Check every line for the word "أملك" and state how many lines have it. Reply with the number alone.

SUPPLIED ENTRIES:

......

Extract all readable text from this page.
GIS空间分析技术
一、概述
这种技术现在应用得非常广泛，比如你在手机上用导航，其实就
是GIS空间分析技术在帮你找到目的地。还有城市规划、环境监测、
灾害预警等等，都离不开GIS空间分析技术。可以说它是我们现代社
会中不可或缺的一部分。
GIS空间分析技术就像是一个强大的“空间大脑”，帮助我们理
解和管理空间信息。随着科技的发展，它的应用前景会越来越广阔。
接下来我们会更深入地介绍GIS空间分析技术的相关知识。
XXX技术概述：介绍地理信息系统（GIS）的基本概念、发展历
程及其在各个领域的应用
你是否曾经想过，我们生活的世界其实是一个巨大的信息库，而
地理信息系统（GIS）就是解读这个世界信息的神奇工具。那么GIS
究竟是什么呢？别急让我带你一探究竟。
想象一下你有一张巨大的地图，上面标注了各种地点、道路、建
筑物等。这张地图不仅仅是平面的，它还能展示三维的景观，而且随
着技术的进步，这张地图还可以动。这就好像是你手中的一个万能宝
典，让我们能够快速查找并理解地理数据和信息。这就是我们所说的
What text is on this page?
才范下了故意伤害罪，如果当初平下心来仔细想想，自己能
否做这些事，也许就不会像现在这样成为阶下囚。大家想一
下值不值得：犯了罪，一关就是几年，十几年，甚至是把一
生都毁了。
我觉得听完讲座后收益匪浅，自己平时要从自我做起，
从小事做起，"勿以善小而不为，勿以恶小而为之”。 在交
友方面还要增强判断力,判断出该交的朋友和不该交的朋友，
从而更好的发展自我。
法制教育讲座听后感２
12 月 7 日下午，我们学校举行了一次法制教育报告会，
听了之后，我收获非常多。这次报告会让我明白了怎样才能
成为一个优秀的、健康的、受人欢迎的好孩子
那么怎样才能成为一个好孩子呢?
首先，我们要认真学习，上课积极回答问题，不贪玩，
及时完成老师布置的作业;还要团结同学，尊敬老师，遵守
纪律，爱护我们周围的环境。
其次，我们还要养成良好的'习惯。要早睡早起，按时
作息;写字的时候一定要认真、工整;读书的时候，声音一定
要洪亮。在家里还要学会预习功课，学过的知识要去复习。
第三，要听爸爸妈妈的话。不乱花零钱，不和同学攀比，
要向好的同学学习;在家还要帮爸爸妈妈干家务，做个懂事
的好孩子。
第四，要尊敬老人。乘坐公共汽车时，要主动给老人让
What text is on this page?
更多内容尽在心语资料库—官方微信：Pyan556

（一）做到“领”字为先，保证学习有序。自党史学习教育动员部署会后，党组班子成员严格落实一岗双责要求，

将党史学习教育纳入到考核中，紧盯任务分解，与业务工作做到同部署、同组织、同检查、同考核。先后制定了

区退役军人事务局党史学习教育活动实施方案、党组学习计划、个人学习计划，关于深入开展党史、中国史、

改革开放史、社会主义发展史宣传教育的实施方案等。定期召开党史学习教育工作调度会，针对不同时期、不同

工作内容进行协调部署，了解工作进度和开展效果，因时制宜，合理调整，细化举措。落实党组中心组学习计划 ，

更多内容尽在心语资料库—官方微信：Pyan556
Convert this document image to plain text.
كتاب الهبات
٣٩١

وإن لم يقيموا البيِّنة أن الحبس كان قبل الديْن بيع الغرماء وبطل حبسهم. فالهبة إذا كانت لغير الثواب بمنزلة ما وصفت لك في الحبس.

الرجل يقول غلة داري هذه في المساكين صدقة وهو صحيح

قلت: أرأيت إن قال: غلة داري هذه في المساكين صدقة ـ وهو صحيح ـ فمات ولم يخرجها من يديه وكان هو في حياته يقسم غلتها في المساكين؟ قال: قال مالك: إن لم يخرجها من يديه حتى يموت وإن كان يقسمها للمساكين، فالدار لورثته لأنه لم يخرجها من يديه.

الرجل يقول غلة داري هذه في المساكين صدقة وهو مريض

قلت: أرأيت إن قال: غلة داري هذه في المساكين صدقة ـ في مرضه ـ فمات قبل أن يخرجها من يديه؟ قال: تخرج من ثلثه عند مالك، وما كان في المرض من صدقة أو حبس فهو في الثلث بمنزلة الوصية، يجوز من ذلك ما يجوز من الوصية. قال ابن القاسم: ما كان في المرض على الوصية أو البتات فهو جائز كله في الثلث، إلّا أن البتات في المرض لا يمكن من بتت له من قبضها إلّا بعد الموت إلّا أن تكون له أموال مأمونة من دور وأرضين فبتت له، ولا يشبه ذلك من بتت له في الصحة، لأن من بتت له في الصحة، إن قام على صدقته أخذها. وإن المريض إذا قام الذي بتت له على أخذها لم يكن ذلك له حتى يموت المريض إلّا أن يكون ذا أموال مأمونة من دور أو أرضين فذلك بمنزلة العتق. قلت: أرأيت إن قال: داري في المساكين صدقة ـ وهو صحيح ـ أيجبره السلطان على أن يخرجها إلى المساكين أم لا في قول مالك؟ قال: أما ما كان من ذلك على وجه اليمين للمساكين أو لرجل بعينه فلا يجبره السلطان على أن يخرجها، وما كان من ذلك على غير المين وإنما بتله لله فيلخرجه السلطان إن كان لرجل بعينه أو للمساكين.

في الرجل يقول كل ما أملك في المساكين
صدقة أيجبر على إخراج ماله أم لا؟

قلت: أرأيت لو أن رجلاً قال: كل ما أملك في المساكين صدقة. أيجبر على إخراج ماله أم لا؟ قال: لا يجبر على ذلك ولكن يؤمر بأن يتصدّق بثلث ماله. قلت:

......

CORRECT ANSWER: 2